● **Requirement**
Count how many lines in the records below contain the string "crest", and reply with the number alone.

● **Recorded data**
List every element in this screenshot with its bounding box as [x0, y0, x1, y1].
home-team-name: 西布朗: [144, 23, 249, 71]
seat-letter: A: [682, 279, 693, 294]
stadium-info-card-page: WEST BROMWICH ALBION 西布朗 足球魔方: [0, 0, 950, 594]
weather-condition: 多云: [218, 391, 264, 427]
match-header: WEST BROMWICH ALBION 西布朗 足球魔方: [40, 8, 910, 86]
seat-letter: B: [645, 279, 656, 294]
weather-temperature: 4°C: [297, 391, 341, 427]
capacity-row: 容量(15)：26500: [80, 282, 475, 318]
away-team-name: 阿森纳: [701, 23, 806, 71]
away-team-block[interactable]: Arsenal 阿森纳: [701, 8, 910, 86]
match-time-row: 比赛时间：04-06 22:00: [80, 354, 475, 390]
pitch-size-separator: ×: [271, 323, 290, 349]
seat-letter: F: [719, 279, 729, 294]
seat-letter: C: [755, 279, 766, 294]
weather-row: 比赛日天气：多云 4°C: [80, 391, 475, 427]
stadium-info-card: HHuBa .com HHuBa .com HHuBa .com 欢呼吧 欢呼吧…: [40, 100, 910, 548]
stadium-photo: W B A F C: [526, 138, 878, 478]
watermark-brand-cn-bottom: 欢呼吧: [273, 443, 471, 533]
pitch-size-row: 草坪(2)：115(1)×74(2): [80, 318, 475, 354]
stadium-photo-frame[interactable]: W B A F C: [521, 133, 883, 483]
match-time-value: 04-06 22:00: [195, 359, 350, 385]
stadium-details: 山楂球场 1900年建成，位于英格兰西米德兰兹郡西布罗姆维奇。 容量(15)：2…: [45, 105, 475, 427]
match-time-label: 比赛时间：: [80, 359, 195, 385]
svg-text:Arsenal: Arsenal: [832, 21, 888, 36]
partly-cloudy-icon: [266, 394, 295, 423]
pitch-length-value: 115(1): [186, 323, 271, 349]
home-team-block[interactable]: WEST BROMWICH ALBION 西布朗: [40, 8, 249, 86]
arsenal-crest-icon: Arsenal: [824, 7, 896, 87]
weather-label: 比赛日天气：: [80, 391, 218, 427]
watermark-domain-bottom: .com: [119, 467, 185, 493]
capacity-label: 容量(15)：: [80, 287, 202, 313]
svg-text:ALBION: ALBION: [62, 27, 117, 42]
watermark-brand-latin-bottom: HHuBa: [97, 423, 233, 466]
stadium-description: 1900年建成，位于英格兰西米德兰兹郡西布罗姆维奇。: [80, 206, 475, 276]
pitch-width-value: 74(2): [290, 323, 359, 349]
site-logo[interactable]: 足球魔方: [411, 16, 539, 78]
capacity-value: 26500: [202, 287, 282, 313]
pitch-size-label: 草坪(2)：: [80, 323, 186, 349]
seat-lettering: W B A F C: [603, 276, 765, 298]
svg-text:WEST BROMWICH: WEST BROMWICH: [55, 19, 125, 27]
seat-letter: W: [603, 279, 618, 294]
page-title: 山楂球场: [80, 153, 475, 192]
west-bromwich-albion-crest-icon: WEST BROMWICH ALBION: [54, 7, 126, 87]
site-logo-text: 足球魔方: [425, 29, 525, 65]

● **Answer for this exercise**
2